══ INPUT

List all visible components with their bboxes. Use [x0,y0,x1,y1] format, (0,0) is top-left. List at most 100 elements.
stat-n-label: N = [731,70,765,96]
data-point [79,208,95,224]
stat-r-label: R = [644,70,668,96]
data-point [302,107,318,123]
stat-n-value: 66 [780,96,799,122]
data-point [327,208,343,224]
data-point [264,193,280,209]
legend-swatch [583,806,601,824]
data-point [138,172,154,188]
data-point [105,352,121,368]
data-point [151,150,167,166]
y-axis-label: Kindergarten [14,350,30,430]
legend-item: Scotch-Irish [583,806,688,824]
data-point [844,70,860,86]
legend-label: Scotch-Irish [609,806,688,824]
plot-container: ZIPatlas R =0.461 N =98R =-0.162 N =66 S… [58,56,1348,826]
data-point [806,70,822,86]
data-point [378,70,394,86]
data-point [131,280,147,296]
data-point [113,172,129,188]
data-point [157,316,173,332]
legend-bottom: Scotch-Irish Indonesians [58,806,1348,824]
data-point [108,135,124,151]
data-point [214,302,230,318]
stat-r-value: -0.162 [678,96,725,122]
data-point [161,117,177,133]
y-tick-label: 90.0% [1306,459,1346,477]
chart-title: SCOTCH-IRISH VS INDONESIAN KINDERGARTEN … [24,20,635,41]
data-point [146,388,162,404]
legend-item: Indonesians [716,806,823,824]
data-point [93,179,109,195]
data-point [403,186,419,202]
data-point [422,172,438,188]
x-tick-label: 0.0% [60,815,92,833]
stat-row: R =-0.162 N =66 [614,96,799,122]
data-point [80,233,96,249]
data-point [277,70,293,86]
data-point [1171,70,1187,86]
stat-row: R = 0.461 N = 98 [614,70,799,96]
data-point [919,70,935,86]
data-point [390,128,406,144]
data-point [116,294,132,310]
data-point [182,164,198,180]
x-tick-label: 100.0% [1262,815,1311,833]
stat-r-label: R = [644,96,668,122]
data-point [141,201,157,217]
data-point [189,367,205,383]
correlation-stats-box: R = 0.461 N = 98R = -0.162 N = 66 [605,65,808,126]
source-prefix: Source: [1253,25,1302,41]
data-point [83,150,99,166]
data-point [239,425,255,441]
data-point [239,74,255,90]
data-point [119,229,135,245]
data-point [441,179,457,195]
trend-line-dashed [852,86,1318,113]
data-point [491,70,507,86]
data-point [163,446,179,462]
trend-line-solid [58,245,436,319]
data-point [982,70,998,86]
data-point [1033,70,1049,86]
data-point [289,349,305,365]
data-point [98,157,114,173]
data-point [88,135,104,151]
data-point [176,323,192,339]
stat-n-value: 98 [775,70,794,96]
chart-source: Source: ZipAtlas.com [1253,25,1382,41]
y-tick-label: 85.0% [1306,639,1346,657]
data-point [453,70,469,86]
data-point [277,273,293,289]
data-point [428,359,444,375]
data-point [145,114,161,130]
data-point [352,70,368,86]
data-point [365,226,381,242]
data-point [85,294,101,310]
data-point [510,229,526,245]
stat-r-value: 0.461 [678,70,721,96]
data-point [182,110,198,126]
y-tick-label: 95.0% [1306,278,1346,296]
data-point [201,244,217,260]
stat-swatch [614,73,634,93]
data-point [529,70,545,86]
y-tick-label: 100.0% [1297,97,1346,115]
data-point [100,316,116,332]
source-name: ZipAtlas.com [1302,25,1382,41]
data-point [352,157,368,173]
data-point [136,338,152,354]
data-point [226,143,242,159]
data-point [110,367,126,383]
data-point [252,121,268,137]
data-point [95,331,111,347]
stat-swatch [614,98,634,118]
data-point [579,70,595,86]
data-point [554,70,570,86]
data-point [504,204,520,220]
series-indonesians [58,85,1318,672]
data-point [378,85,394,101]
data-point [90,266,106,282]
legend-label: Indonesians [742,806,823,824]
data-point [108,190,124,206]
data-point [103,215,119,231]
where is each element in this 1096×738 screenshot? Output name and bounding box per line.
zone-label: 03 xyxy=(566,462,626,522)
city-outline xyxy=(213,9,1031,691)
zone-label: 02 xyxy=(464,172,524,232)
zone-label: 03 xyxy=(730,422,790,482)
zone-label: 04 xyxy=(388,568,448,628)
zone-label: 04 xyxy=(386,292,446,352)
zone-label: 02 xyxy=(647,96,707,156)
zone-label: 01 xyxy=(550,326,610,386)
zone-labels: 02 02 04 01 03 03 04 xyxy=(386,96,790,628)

════

Put every line of the records above into a numbered list, leaving out any blank lines.

**ANSWER TO THIS EXERCISE:**
1. List all visible components with their bboxes. Use [x0,y0,x1,y1] format, (0,0) is top-left. List at most 100 elements.
2. stat-n-label: N = [731,70,765,96]
3. data-point [79,208,95,224]
4. stat-r-label: R = [644,70,668,96]
5. data-point [302,107,318,123]
6. stat-n-value: 66 [780,96,799,122]
7. data-point [327,208,343,224]
8. data-point [264,193,280,209]
9. legend-swatch [583,806,601,824]
10. data-point [138,172,154,188]
11. data-point [105,352,121,368]
12. data-point [151,150,167,166]
13. y-axis-label: Kindergarten [14,350,30,430]
14. legend-item: Scotch-Irish [583,806,688,824]
15. data-point [844,70,860,86]
16. legend-label: Scotch-Irish [609,806,688,824]
17. plot-container: ZIPatlas R =0.461 N =98R =-0.162 N =66 S… [58,56,1348,826]
18. data-point [806,70,822,86]
19. data-point [378,70,394,86]
20. data-point [131,280,147,296]
21. data-point [113,172,129,188]
22. data-point [157,316,173,332]
23. legend-bottom: Scotch-Irish Indonesians [58,806,1348,824]
24. data-point [108,135,124,151]
25. data-point [214,302,230,318]
26. stat-r-value: -0.162 [678,96,725,122]
27. data-point [161,117,177,133]
28. y-tick-label: 90.0% [1306,459,1346,477]
29. chart-title: SCOTCH-IRISH VS INDONESIAN KINDERGARTEN … [24,20,635,41]
30. data-point [146,388,162,404]
31. legend-item: Indonesians [716,806,823,824]
32. data-point [93,179,109,195]
33. data-point [403,186,419,202]
34. data-point [422,172,438,188]
35. x-tick-label: 0.0% [60,815,92,833]
36. stat-row: R =-0.162 N =66 [614,96,799,122]
37. data-point [80,233,96,249]
38. data-point [277,70,293,86]
39. data-point [1171,70,1187,86]
40. stat-row: R = 0.461 N = 98 [614,70,799,96]
41. data-point [919,70,935,86]
42. data-point [390,128,406,144]
43. data-point [116,294,132,310]
44. data-point [182,164,198,180]
45. x-tick-label: 100.0% [1262,815,1311,833]
46. stat-r-label: R = [644,96,668,122]
47. data-point [141,201,157,217]
48. data-point [189,367,205,383]
49. correlation-stats-box: R = 0.461 N = 98R = -0.162 N = 66 [605,65,808,126]
50. source-prefix: Source: [1253,25,1302,41]
51. data-point [83,150,99,166]
52. data-point [239,425,255,441]
53. data-point [239,74,255,90]
54. data-point [119,229,135,245]
55. data-point [441,179,457,195]
56. trend-line-dashed [852,86,1318,113]
57. data-point [491,70,507,86]
58. data-point [163,446,179,462]
59. trend-line-solid [58,245,436,319]
60. data-point [982,70,998,86]
61. data-point [1033,70,1049,86]
62. data-point [289,349,305,365]
63. data-point [98,157,114,173]
64. data-point [88,135,104,151]
65. data-point [176,323,192,339]
66. stat-n-value: 98 [775,70,794,96]
67. chart-source: Source: ZipAtlas.com [1253,25,1382,41]
68. y-tick-label: 85.0% [1306,639,1346,657]
69. data-point [453,70,469,86]
70. data-point [277,273,293,289]
71. data-point [428,359,444,375]
72. data-point [145,114,161,130]
73. data-point [352,70,368,86]
74. data-point [365,226,381,242]
75. data-point [85,294,101,310]
76. data-point [510,229,526,245]
77. stat-r-value: 0.461 [678,70,721,96]
78. data-point [182,110,198,126]
79. y-tick-label: 95.0% [1306,278,1346,296]
80. data-point [201,244,217,260]
81. stat-swatch [614,73,634,93]
82. data-point [529,70,545,86]
83. y-tick-label: 100.0% [1297,97,1346,115]
84. data-point [100,316,116,332]
85. source-name: ZipAtlas.com [1302,25,1382,41]
86. data-point [352,157,368,173]
87. data-point [136,338,152,354]
88. data-point [226,143,242,159]
89. data-point [110,367,126,383]
90. data-point [252,121,268,137]
91. data-point [95,331,111,347]
92. stat-swatch [614,98,634,118]
93. data-point [579,70,595,86]
94. data-point [554,70,570,86]
95. data-point [504,204,520,220]
96. series-indonesians [58,85,1318,672]
97. data-point [378,85,394,101]
98. data-point [90,266,106,282]
99. legend-label: Indonesians [742,806,823,824]
100. data-point [108,190,124,206]
101. data-point [103,215,119,231]
102. where is each element in this 1096×738 screenshot? Output name and bounding box per line.
103. zone-label: 03 xyxy=(566,462,626,522)
104. city-outline xyxy=(213,9,1031,691)
105. zone-label: 02 xyxy=(464,172,524,232)
106. zone-label: 03 xyxy=(730,422,790,482)
107. zone-label: 04 xyxy=(388,568,448,628)
108. zone-label: 04 xyxy=(386,292,446,352)
109. zone-label: 02 xyxy=(647,96,707,156)
110. zone-label: 01 xyxy=(550,326,610,386)
111. zone-labels: 02 02 04 01 03 03 04 xyxy=(386,96,790,628)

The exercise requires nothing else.